-- START OF Dataset rows --

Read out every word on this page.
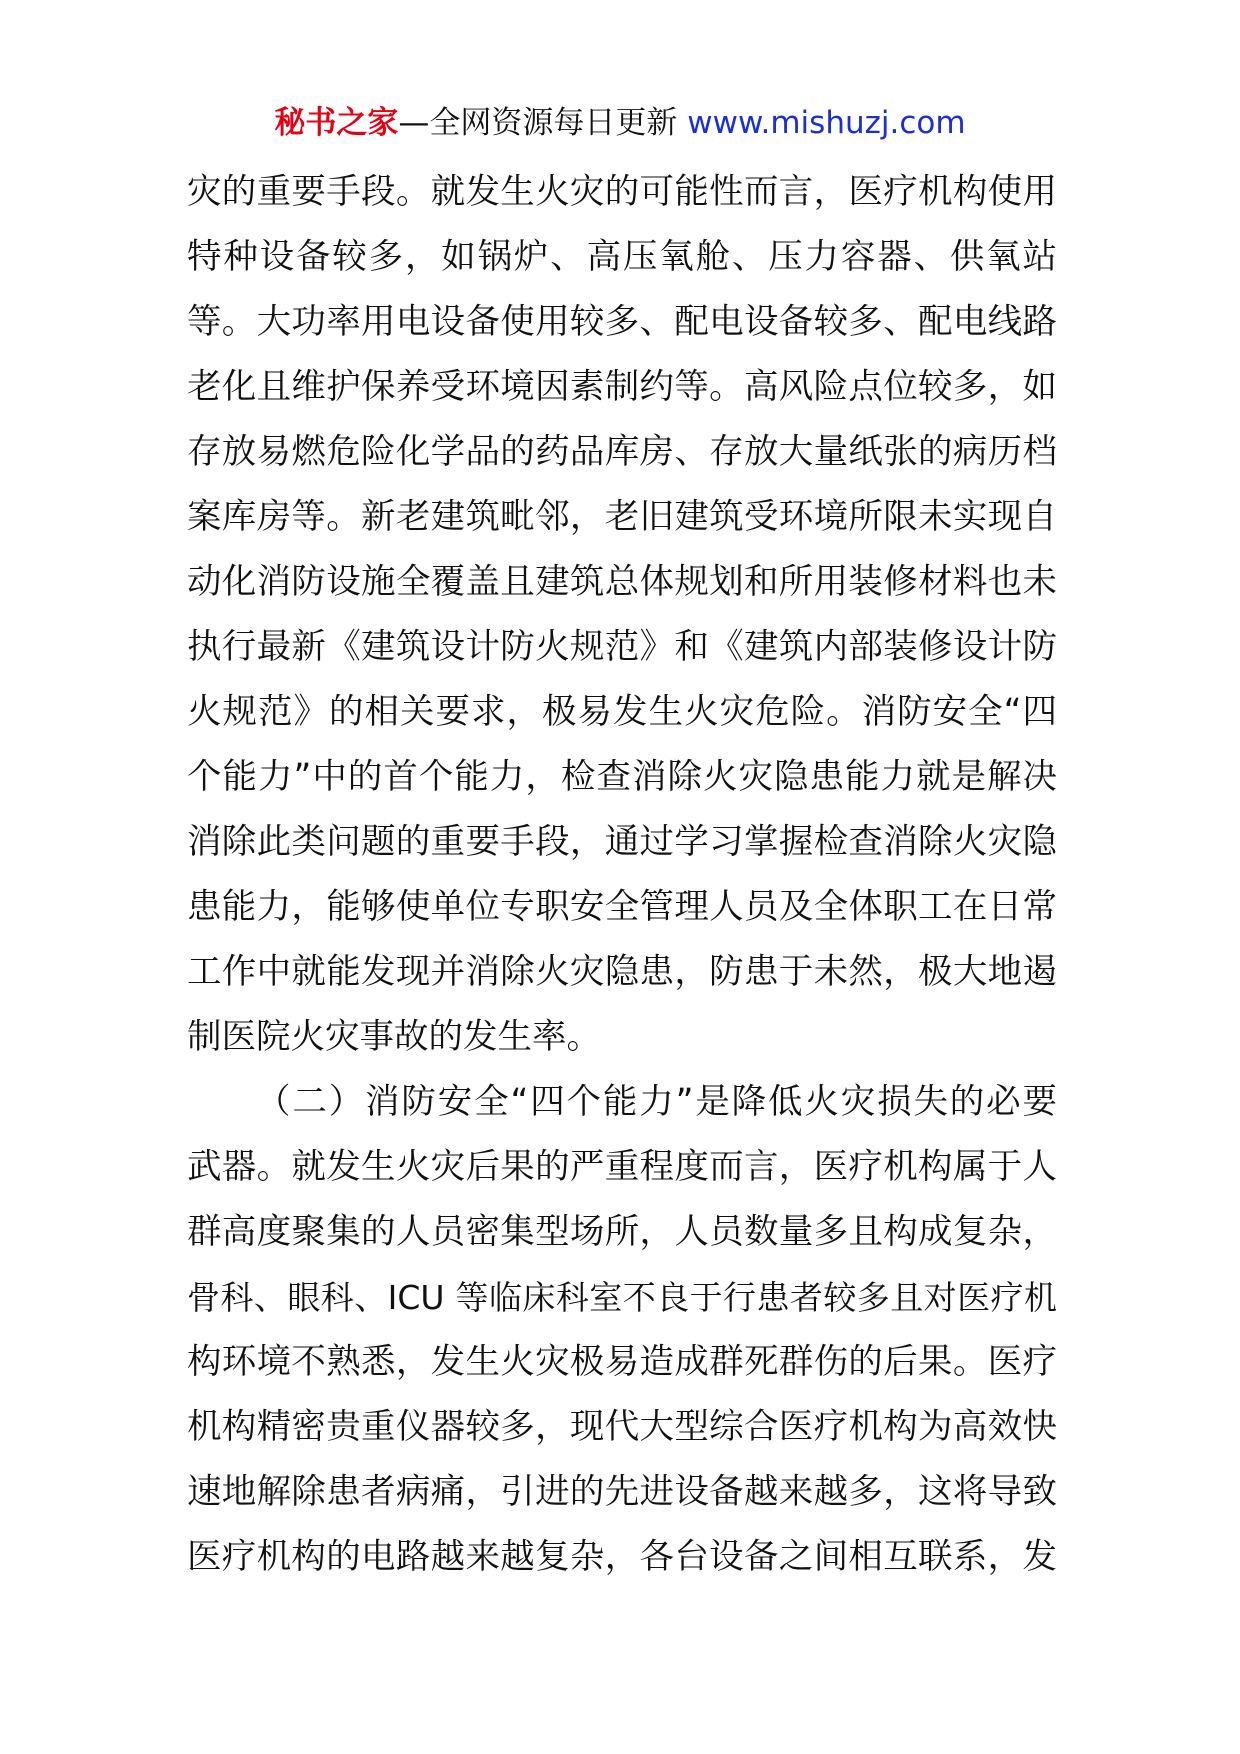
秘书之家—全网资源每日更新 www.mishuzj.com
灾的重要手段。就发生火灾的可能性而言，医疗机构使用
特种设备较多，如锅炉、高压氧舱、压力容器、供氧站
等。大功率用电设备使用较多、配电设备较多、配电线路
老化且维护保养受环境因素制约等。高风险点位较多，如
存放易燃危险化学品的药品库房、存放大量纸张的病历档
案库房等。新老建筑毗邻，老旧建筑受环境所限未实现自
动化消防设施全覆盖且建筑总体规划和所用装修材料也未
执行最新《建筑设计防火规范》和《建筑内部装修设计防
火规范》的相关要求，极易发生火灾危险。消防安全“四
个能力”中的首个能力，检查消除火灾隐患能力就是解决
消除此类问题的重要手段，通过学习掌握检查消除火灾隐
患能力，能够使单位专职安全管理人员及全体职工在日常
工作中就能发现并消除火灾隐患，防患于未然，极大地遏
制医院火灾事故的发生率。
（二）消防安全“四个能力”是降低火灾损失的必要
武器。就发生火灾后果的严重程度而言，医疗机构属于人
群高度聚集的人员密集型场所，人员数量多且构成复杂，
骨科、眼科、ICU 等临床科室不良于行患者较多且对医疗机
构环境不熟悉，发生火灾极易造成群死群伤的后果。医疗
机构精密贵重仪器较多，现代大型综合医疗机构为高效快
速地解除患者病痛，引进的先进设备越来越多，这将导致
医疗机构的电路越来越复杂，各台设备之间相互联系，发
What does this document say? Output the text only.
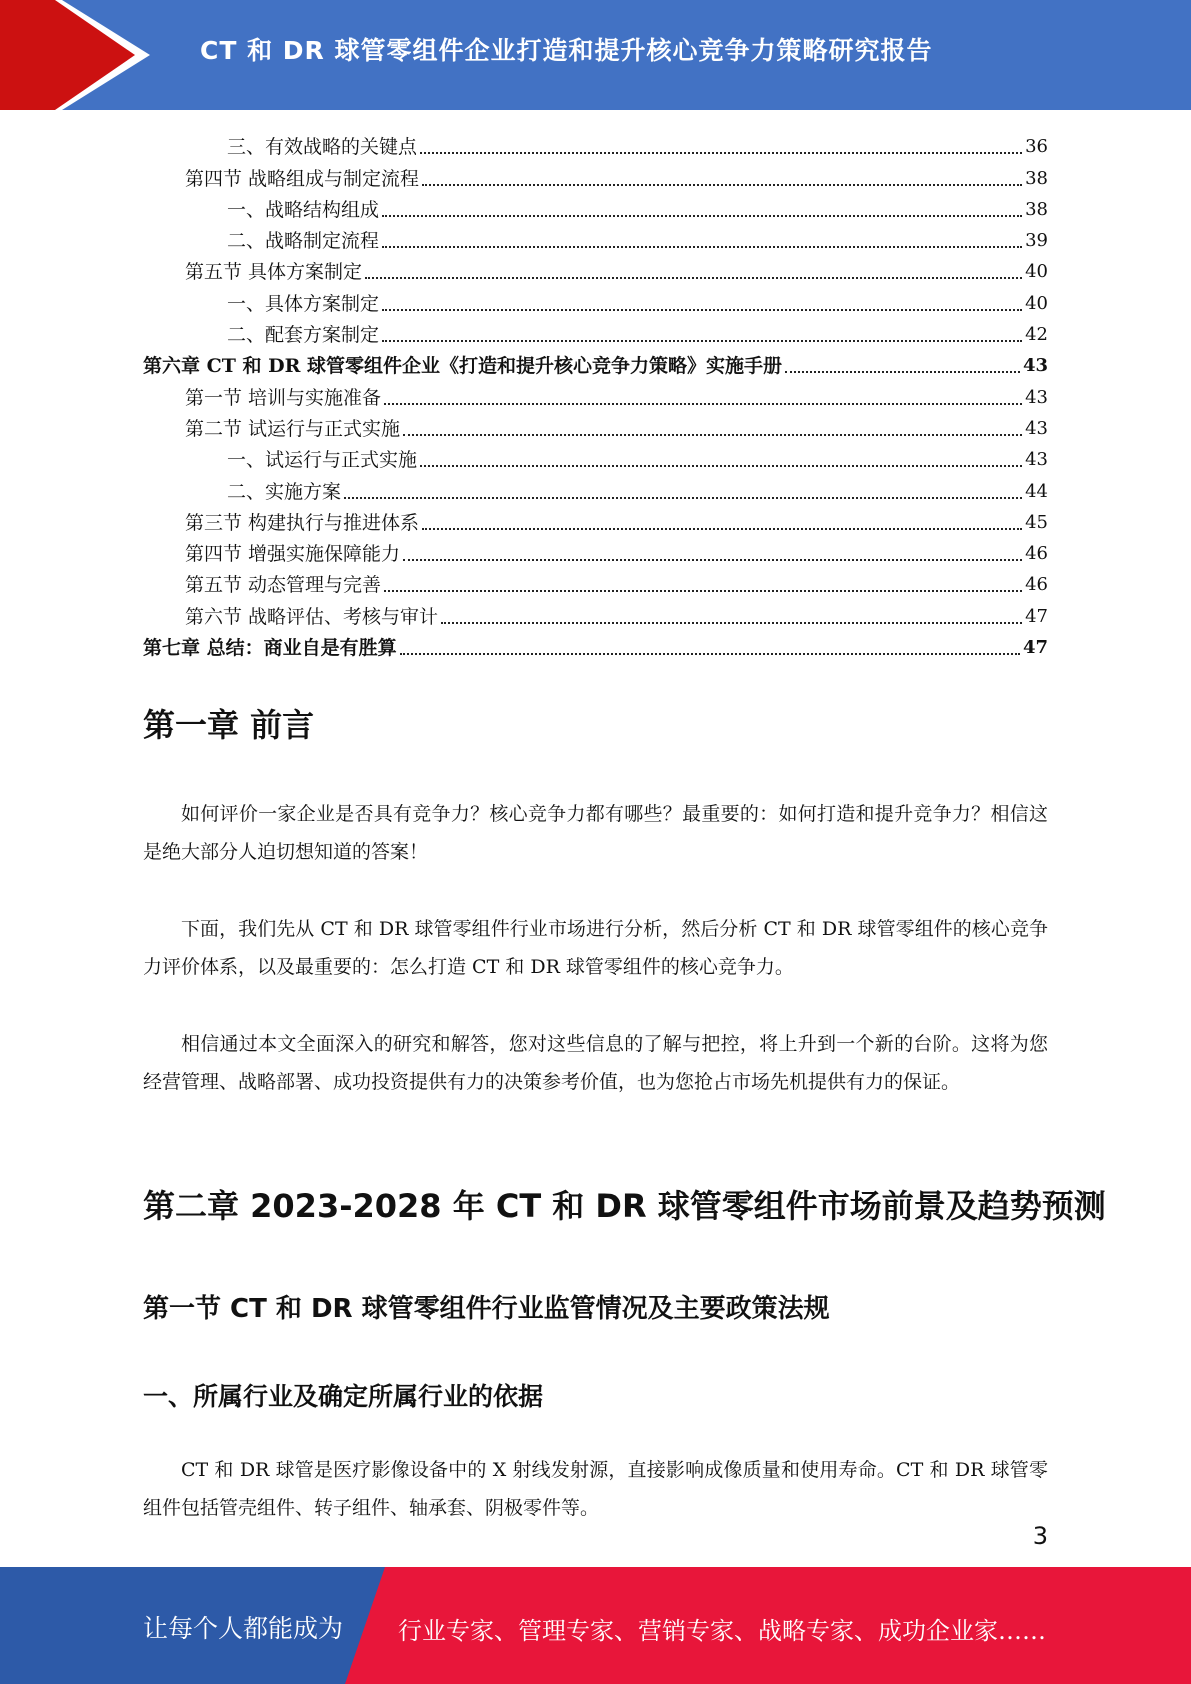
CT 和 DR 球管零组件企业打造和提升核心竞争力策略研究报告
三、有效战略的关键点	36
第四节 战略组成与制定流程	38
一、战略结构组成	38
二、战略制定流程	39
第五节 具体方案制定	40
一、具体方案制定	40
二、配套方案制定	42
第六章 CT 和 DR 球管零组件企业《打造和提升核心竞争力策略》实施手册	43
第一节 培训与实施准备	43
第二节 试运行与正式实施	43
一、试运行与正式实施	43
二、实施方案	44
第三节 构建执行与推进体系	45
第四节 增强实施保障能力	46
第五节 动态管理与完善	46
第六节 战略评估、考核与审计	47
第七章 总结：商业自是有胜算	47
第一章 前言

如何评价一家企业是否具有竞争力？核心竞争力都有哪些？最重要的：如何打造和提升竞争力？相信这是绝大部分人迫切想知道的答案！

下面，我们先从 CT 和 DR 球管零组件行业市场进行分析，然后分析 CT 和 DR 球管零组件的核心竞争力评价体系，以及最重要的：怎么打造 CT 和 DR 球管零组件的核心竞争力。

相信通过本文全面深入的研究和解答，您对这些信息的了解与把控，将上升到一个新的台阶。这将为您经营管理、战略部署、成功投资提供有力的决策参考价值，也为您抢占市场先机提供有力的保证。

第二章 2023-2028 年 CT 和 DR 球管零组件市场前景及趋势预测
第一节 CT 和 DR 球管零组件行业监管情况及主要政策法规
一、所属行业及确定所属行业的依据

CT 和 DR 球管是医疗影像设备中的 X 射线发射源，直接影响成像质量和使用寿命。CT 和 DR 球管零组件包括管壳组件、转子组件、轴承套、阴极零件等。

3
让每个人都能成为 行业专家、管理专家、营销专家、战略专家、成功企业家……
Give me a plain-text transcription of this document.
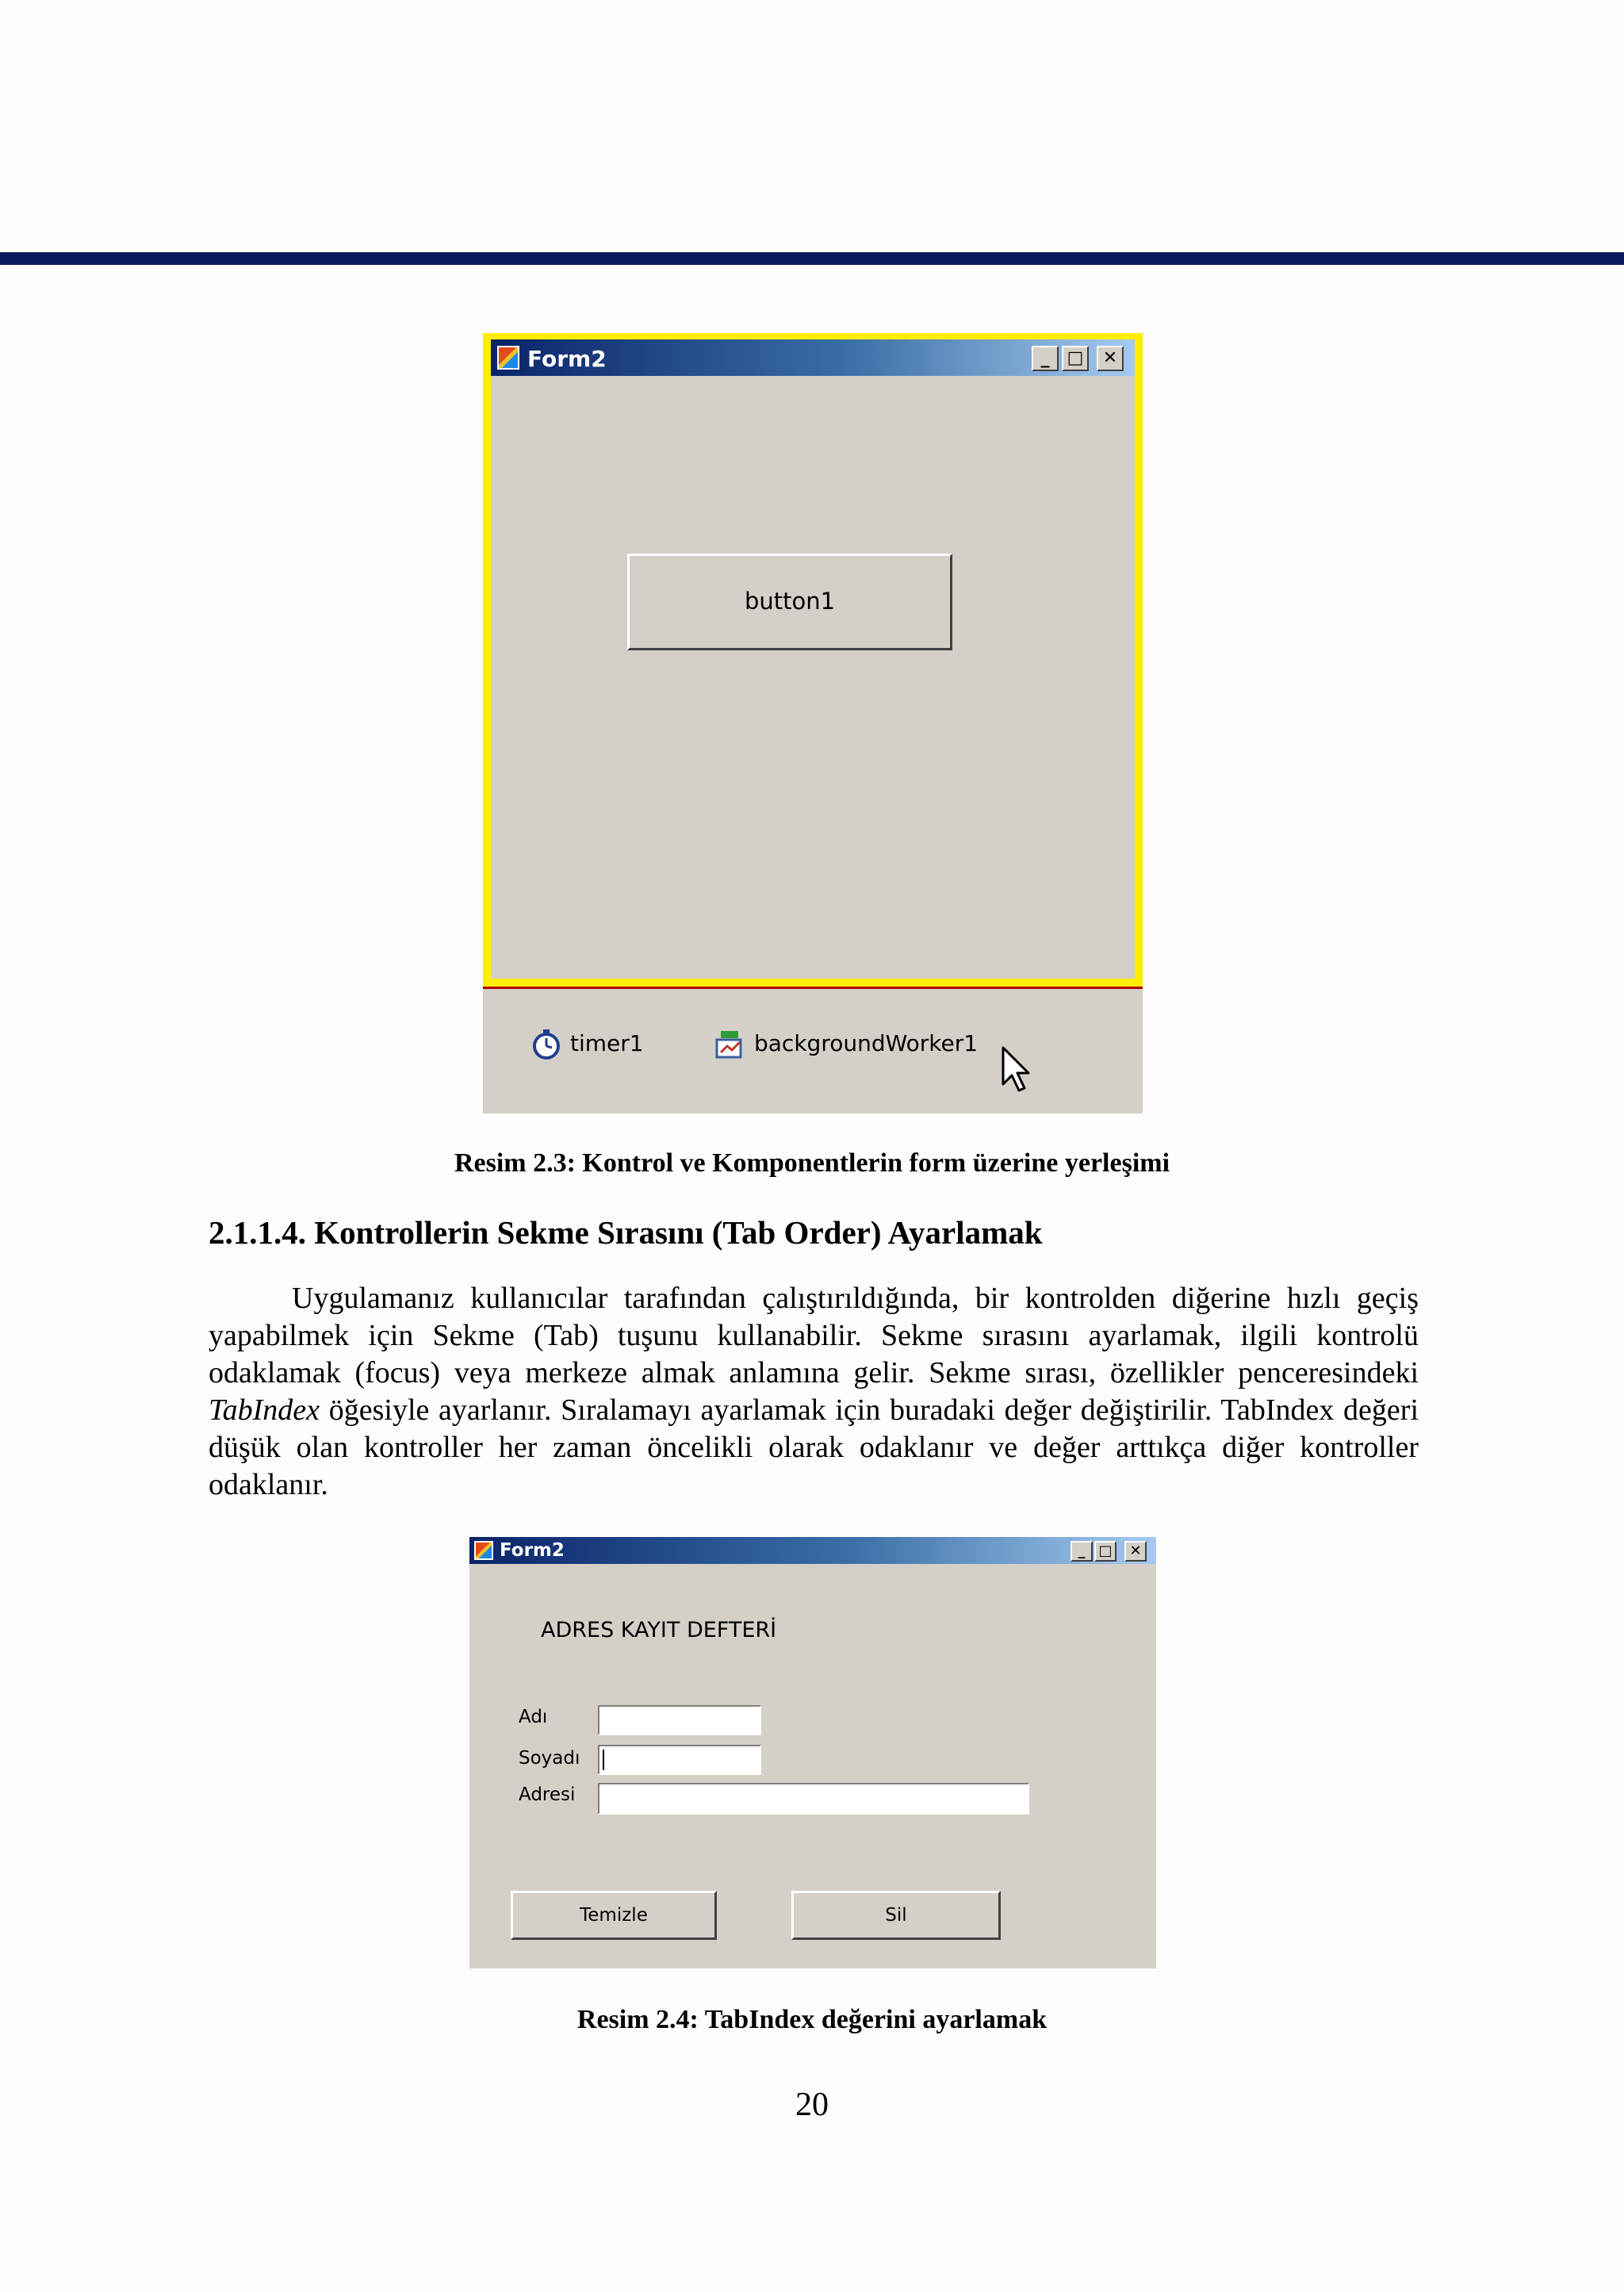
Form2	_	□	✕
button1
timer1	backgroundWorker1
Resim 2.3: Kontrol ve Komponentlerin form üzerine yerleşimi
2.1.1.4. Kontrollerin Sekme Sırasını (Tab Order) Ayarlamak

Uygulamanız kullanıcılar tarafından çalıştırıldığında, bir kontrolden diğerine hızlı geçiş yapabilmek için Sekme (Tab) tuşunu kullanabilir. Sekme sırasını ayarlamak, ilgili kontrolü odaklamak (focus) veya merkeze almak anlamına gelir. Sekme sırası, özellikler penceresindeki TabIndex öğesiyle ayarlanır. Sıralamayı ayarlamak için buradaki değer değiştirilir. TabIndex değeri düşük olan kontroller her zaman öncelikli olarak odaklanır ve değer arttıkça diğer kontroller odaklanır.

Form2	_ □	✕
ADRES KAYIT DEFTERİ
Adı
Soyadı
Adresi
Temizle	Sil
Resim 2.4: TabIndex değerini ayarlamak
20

-- END OF Dataset rows --

> Exercise task:
The lines to repeat run from the line containing "Give me a plain-text" through the last line of the material above; give them exactly, without the pictures.

> Finished task:
Give me a plain-text transcription of this document.
Form2	_	□	✕
button1
timer1	backgroundWorker1
Resim 2.3: Kontrol ve Komponentlerin form üzerine yerleşimi
2.1.1.4. Kontrollerin Sekme Sırasını (Tab Order) Ayarlamak

Uygulamanız kullanıcılar tarafından çalıştırıldığında, bir kontrolden diğerine hızlı geçiş yapabilmek için Sekme (Tab) tuşunu kullanabilir. Sekme sırasını ayarlamak, ilgili kontrolü odaklamak (focus) veya merkeze almak anlamına gelir. Sekme sırası, özellikler penceresindeki TabIndex öğesiyle ayarlanır. Sıralamayı ayarlamak için buradaki değer değiştirilir. TabIndex değeri düşük olan kontroller her zaman öncelikli olarak odaklanır ve değer arttıkça diğer kontroller odaklanır.

Form2	_ □	✕
ADRES KAYIT DEFTERİ
Adı
Soyadı
Adresi
Temizle	Sil
Resim 2.4: TabIndex değerini ayarlamak
20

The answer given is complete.